## Begin DATA ENTRIES

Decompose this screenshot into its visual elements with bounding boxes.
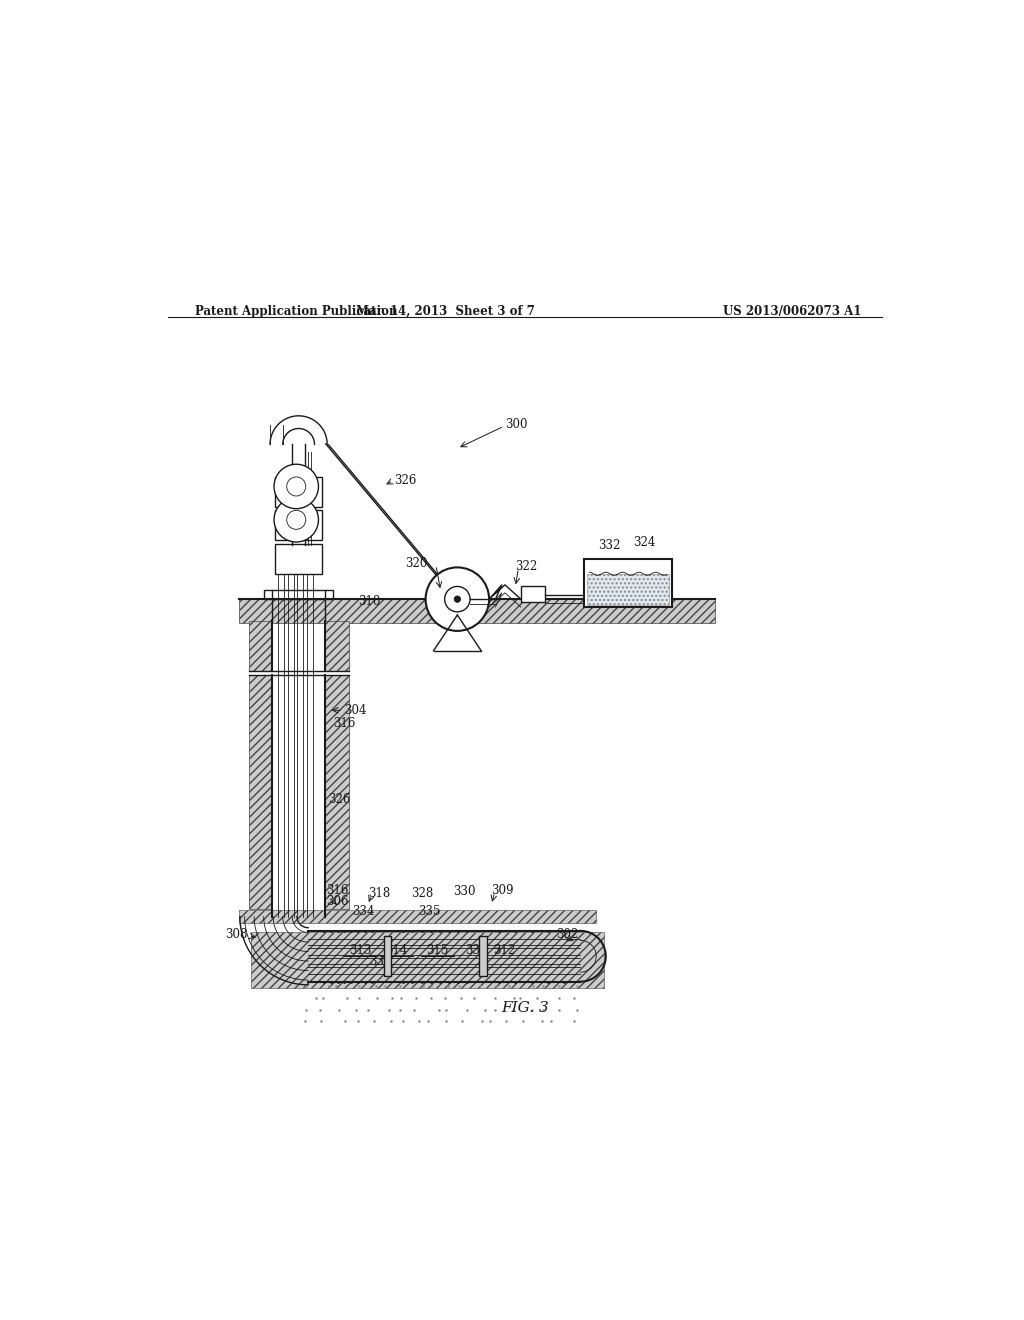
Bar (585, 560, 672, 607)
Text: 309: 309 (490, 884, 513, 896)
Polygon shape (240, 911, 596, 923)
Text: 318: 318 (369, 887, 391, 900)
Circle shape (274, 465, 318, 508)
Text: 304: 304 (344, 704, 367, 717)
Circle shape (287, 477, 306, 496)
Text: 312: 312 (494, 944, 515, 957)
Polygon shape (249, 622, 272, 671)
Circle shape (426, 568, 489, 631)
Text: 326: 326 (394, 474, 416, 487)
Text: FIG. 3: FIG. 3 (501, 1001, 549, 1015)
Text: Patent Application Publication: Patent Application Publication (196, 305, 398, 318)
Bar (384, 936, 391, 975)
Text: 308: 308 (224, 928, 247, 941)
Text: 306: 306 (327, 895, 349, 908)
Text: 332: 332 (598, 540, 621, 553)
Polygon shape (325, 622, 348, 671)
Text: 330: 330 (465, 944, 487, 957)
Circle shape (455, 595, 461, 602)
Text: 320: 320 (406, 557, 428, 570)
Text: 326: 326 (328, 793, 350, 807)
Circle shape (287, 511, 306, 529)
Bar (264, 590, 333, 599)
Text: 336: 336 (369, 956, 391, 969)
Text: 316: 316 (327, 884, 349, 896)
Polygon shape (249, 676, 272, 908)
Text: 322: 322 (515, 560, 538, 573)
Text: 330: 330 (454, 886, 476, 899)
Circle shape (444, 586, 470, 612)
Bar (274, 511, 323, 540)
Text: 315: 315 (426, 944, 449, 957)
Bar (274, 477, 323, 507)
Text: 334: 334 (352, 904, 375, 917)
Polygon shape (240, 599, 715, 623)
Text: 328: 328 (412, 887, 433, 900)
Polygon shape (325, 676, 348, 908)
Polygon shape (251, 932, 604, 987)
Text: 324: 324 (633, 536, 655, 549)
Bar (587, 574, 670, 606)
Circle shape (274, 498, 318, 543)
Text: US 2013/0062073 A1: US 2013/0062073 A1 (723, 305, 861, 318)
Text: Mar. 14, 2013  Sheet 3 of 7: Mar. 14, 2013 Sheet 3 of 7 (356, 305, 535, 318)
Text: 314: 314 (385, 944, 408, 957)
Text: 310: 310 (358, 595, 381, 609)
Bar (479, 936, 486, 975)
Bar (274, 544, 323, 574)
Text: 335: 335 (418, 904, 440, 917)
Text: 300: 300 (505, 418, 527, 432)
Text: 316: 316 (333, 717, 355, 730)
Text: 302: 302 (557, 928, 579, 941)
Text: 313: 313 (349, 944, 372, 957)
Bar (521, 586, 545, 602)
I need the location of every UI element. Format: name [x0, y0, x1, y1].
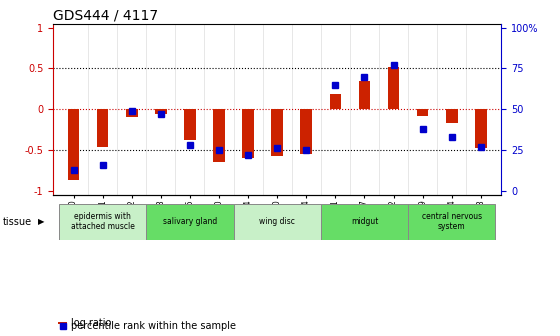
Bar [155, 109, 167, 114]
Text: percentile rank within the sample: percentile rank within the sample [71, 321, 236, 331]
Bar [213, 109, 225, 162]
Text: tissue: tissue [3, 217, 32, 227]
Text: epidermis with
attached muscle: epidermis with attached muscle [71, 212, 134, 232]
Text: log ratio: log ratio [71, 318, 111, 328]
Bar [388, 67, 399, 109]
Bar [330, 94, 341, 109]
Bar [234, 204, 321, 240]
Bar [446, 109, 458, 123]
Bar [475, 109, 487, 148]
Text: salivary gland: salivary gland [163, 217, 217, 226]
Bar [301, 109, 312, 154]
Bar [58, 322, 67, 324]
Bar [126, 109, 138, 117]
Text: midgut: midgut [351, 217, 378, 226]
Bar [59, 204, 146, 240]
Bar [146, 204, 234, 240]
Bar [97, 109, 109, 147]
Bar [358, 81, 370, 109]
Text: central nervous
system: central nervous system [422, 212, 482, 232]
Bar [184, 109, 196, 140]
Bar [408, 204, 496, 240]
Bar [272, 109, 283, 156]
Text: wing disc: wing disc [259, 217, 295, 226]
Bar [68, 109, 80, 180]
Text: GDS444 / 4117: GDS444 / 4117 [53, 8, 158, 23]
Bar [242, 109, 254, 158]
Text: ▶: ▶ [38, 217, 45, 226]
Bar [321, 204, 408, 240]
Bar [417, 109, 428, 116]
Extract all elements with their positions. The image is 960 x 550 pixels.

## End DATA ENTRIES
## Begin DATA ENTRIES

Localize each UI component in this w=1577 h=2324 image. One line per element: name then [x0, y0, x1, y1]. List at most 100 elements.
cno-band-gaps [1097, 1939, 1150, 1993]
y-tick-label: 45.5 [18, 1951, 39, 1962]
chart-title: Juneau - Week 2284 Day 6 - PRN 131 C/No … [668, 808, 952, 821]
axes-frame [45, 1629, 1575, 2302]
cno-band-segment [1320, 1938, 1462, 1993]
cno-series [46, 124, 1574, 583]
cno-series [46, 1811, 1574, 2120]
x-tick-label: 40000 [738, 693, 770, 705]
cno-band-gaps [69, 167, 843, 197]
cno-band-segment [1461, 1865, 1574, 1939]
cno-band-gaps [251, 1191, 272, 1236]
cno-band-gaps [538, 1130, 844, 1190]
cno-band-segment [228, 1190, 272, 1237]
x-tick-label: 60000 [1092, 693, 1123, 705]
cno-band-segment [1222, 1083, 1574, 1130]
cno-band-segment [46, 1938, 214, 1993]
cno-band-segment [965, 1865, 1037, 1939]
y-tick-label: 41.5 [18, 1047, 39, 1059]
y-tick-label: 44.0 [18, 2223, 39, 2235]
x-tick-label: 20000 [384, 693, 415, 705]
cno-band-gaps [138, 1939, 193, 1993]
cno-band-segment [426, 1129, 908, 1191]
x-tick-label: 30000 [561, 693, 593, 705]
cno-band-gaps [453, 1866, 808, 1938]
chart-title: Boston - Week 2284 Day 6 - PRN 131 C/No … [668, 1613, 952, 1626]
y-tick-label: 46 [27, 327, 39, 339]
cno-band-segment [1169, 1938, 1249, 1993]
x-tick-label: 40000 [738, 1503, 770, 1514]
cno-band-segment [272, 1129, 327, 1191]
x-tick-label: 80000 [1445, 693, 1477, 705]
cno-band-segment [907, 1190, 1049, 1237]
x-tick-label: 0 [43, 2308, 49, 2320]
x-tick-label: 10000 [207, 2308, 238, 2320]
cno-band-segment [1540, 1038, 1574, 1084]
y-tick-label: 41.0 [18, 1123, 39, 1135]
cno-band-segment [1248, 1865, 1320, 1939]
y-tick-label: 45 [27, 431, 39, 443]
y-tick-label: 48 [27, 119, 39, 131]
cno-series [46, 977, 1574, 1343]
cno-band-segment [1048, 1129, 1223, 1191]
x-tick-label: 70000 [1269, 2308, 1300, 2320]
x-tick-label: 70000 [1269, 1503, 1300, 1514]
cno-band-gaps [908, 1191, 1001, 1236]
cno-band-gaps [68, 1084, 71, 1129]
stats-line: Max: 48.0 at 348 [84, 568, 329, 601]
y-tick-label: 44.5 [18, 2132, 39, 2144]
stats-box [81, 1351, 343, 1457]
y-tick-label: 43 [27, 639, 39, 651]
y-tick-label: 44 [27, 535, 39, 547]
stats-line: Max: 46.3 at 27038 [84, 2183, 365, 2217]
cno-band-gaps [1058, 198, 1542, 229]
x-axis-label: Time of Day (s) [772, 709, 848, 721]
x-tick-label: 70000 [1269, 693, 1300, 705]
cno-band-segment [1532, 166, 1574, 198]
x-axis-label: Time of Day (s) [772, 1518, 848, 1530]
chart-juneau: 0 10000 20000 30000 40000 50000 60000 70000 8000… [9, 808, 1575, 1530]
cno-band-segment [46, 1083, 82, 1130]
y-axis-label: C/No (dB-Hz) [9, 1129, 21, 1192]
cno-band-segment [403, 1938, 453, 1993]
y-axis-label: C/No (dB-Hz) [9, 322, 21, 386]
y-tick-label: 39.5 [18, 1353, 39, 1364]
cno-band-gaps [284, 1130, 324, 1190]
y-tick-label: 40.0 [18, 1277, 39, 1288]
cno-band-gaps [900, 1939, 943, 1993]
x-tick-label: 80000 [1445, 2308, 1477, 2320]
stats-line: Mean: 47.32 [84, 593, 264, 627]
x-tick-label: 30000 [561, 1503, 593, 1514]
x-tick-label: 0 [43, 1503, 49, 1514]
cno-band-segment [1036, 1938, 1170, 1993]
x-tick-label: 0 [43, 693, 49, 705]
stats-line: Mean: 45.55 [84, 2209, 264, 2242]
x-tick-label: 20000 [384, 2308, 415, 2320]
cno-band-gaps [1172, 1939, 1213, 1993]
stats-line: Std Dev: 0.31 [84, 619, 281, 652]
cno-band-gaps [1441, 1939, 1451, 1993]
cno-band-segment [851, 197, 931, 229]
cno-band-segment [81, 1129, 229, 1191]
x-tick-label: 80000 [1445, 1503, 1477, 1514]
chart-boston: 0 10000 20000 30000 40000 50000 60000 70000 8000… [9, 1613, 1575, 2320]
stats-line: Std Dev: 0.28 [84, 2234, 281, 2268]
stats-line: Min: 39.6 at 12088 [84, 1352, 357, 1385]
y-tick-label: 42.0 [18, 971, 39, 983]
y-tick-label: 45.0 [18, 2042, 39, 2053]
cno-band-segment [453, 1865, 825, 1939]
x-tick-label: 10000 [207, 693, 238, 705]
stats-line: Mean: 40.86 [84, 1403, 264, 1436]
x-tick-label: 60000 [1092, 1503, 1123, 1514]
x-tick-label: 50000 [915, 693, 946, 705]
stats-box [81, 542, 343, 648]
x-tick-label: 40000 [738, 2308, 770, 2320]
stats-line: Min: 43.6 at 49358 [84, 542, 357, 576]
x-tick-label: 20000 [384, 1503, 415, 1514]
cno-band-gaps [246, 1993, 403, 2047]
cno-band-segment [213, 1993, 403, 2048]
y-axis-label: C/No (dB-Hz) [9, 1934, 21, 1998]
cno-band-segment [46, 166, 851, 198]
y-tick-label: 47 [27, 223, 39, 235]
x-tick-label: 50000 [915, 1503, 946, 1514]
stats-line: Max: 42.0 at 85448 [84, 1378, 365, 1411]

## End DATA ENTRIES
## Begin DATA ENTRIES

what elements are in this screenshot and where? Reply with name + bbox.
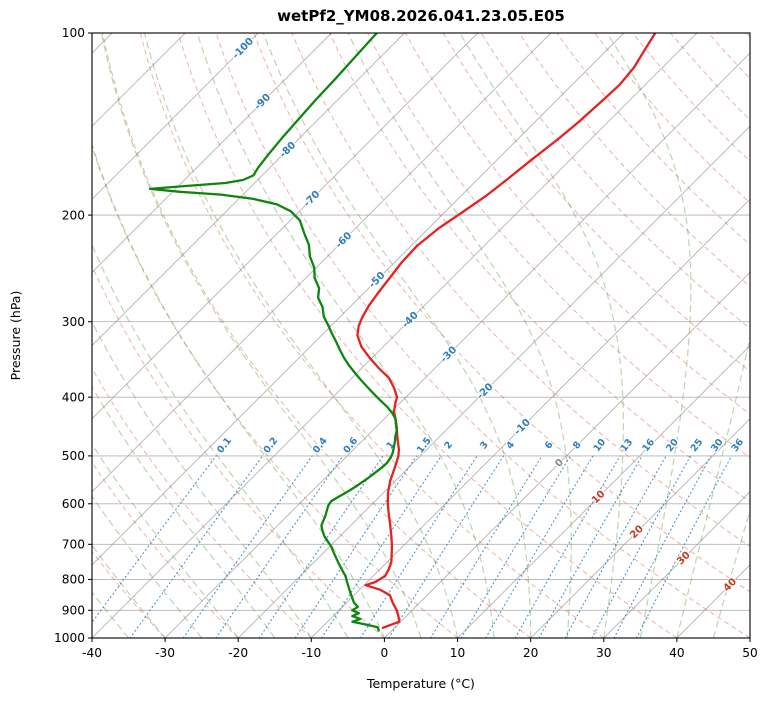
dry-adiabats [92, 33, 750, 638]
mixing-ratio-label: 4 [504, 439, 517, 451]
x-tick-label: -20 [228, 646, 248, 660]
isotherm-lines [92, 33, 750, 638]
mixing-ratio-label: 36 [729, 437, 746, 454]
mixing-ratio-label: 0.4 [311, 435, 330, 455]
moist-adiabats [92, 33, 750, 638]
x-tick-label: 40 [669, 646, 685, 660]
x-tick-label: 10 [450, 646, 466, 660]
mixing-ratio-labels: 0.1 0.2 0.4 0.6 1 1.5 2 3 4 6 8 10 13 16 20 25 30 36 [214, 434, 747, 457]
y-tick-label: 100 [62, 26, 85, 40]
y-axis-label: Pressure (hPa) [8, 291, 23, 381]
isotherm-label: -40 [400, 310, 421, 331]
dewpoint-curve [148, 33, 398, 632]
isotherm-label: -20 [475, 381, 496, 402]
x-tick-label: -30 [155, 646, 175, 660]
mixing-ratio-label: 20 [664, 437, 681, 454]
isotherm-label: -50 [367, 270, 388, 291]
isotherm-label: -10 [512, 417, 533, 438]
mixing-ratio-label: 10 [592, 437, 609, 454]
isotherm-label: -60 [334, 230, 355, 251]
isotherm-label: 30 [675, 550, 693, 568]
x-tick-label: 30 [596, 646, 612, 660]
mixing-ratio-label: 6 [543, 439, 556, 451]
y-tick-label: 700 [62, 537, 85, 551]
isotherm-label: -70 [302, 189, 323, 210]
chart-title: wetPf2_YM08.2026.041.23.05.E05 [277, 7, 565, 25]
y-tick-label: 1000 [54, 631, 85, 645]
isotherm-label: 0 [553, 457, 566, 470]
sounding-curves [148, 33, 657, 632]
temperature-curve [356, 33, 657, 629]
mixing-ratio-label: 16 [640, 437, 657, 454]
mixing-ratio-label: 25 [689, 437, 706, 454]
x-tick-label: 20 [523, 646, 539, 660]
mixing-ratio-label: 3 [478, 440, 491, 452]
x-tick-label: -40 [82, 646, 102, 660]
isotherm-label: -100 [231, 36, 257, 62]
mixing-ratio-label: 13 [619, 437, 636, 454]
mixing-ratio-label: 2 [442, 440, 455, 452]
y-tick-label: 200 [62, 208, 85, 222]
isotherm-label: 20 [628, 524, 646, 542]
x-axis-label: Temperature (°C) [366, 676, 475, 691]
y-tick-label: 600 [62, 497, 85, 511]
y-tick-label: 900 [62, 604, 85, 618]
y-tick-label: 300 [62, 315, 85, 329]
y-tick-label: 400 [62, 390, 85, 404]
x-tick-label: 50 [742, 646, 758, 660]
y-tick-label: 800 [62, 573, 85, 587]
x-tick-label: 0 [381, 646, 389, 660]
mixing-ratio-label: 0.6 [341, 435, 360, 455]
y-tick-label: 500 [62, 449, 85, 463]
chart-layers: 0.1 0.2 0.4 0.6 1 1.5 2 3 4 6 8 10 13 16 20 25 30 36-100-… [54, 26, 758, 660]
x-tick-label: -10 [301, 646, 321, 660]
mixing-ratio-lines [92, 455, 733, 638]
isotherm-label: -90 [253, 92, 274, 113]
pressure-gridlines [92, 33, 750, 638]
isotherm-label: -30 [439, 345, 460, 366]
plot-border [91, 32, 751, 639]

## End DATA ENTRIES

▶ _PROBLEM TO WORK ON_
Write out the lines of the listing above, starting with the line that contains "Bar [155, 109, 167, 114]" and going on through the line that contains "Bar [388, 67, 399, 109]", without changing them.

▶ _WORKED SOLUTION_
Bar [155, 109, 167, 114]
Text: percentile rank within the sample: percentile rank within the sample [71, 321, 236, 331]
Bar [213, 109, 225, 162]
Text: tissue: tissue [3, 217, 32, 227]
Text: epidermis with
attached muscle: epidermis with attached muscle [71, 212, 134, 232]
Text: log ratio: log ratio [71, 318, 111, 328]
Bar [388, 67, 399, 109]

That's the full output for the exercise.